--- START OF SOURCE RECORDS ---

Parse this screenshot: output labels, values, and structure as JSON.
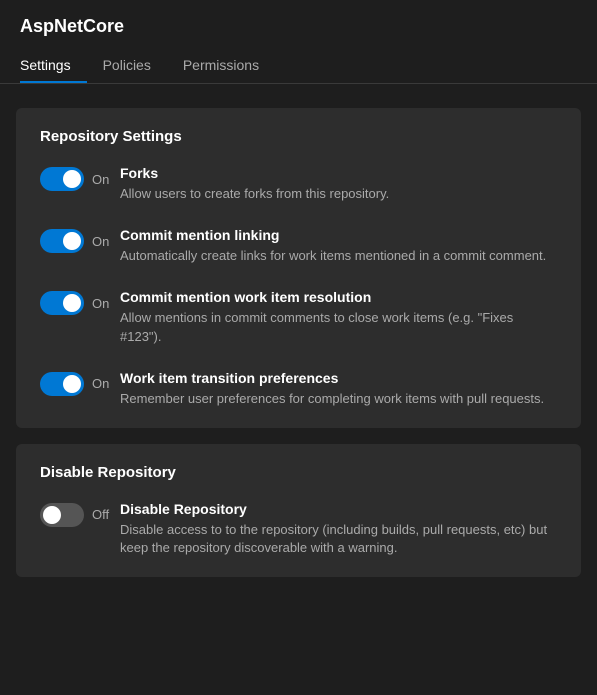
{
  "app": {
    "title": "AspNetCore"
  },
  "tabs": [
    {
      "id": "settings",
      "label": "Settings",
      "active": true
    },
    {
      "id": "policies",
      "label": "Policies",
      "active": false
    },
    {
      "id": "permissions",
      "label": "Permissions",
      "active": false
    }
  ],
  "sections": [
    {
      "id": "repository-settings",
      "title": "Repository Settings",
      "settings": [
        {
          "id": "forks",
          "state": "on",
          "state_label": "On",
          "name": "Forks",
          "description": "Allow users to create forks from this repository."
        },
        {
          "id": "commit-mention-linking",
          "state": "on",
          "state_label": "On",
          "name": "Commit mention linking",
          "description": "Automatically create links for work items mentioned in a commit comment."
        },
        {
          "id": "commit-mention-work-item",
          "state": "on",
          "state_label": "On",
          "name": "Commit mention work item resolution",
          "description": "Allow mentions in commit comments to close work items (e.g. \"Fixes #123\")."
        },
        {
          "id": "work-item-transition",
          "state": "on",
          "state_label": "On",
          "name": "Work item transition preferences",
          "description": "Remember user preferences for completing work items with pull requests."
        }
      ]
    },
    {
      "id": "disable-repository",
      "title": "Disable Repository",
      "settings": [
        {
          "id": "disable-repo",
          "state": "off",
          "state_label": "Off",
          "name": "Disable Repository",
          "description": "Disable access to to the repository (including builds, pull requests, etc) but keep the repository discoverable with a warning."
        }
      ]
    }
  ]
}
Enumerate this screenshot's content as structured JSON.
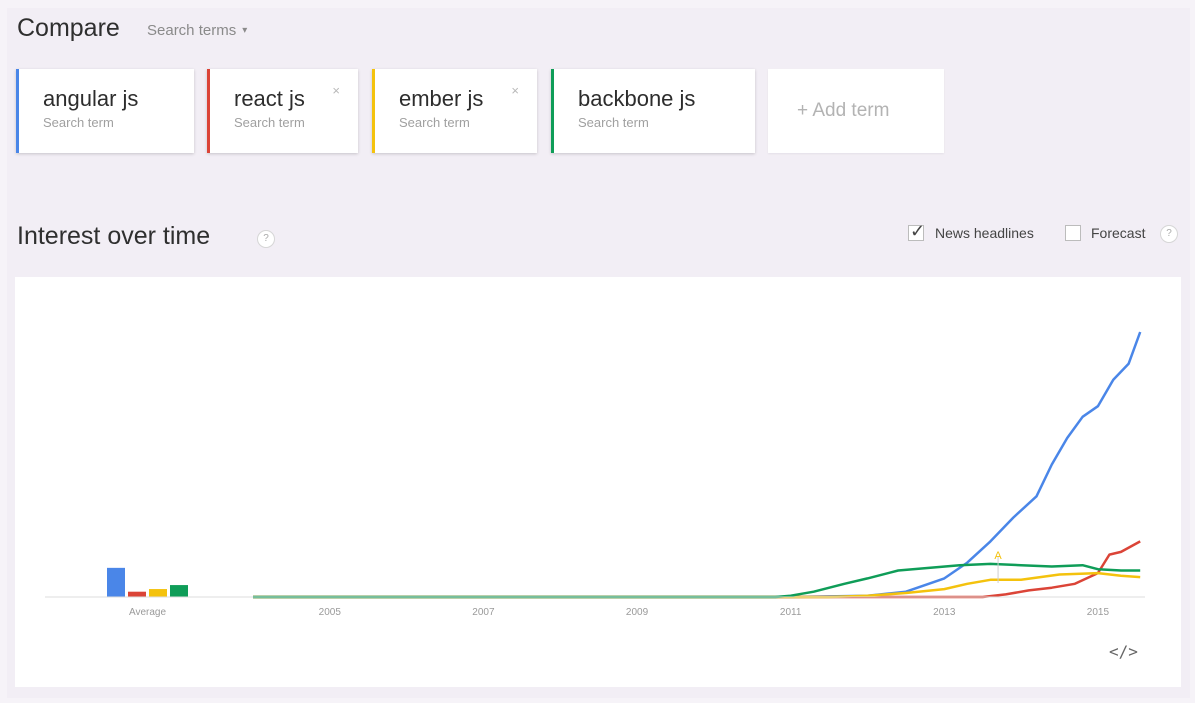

--- END OF SOURCE RECORDS ---

TASK >>
Extract each line holding the string "transition".

EXPECTED OUTPUT >>
          "id": "work-item-transition",
          "name": "Work item transition preferences",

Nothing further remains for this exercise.